■ **Exercise**
Without changing a character, return the entries, but not the images they hold.

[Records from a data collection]

══════════

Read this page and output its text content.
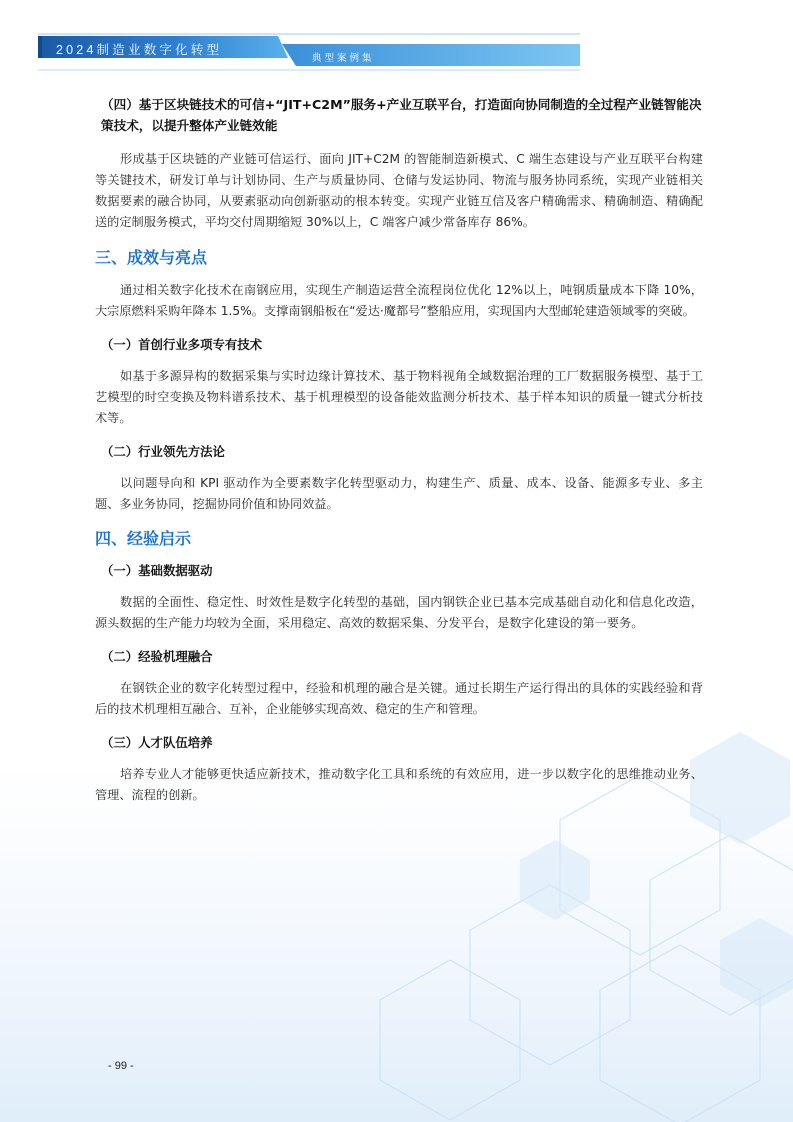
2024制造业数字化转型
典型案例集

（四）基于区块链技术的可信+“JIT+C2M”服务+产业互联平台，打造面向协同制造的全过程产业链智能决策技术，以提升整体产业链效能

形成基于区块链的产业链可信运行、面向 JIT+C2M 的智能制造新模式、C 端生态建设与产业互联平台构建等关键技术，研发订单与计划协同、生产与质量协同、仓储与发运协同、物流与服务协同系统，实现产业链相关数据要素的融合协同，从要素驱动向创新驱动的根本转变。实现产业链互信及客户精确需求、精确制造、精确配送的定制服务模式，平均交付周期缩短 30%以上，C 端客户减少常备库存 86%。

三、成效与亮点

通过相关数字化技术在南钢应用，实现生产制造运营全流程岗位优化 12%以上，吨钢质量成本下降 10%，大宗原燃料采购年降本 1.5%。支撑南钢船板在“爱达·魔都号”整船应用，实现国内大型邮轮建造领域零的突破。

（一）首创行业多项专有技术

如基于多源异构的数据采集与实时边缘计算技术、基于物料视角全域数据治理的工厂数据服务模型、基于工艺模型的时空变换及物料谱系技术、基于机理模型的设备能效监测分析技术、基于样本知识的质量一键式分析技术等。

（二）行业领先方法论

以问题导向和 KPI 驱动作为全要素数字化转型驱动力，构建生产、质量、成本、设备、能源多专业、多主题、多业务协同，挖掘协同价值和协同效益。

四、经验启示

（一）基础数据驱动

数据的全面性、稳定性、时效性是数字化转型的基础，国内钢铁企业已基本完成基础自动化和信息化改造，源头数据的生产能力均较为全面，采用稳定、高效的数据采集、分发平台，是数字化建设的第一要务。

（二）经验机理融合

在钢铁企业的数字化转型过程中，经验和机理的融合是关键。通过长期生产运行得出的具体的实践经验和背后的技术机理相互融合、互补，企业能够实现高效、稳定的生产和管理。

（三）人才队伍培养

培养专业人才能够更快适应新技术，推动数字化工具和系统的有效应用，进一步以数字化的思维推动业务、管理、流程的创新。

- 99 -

══════════

■ **Answer to the exercise**
Read this page and output its text content.
2024制造业数字化转型
典型案例集

（四）基于区块链技术的可信+“JIT+C2M”服务+产业互联平台，打造面向协同制造的全过程产业链智能决策技术，以提升整体产业链效能

形成基于区块链的产业链可信运行、面向 JIT+C2M 的智能制造新模式、C 端生态建设与产业互联平台构建等关键技术，研发订单与计划协同、生产与质量协同、仓储与发运协同、物流与服务协同系统，实现产业链相关数据要素的融合协同，从要素驱动向创新驱动的根本转变。实现产业链互信及客户精确需求、精确制造、精确配送的定制服务模式，平均交付周期缩短 30%以上，C 端客户减少常备库存 86%。

三、成效与亮点

通过相关数字化技术在南钢应用，实现生产制造运营全流程岗位优化 12%以上，吨钢质量成本下降 10%，大宗原燃料采购年降本 1.5%。支撑南钢船板在“爱达·魔都号”整船应用，实现国内大型邮轮建造领域零的突破。

（一）首创行业多项专有技术

如基于多源异构的数据采集与实时边缘计算技术、基于物料视角全域数据治理的工厂数据服务模型、基于工艺模型的时空变换及物料谱系技术、基于机理模型的设备能效监测分析技术、基于样本知识的质量一键式分析技术等。

（二）行业领先方法论

以问题导向和 KPI 驱动作为全要素数字化转型驱动力，构建生产、质量、成本、设备、能源多专业、多主题、多业务协同，挖掘协同价值和协同效益。

四、经验启示

（一）基础数据驱动

数据的全面性、稳定性、时效性是数字化转型的基础，国内钢铁企业已基本完成基础自动化和信息化改造，源头数据的生产能力均较为全面，采用稳定、高效的数据采集、分发平台，是数字化建设的第一要务。

（二）经验机理融合

在钢铁企业的数字化转型过程中，经验和机理的融合是关键。通过长期生产运行得出的具体的实践经验和背后的技术机理相互融合、互补，企业能够实现高效、稳定的生产和管理。

（三）人才队伍培养

培养专业人才能够更快适应新技术，推动数字化工具和系统的有效应用，进一步以数字化的思维推动业务、管理、流程的创新。

- 99 -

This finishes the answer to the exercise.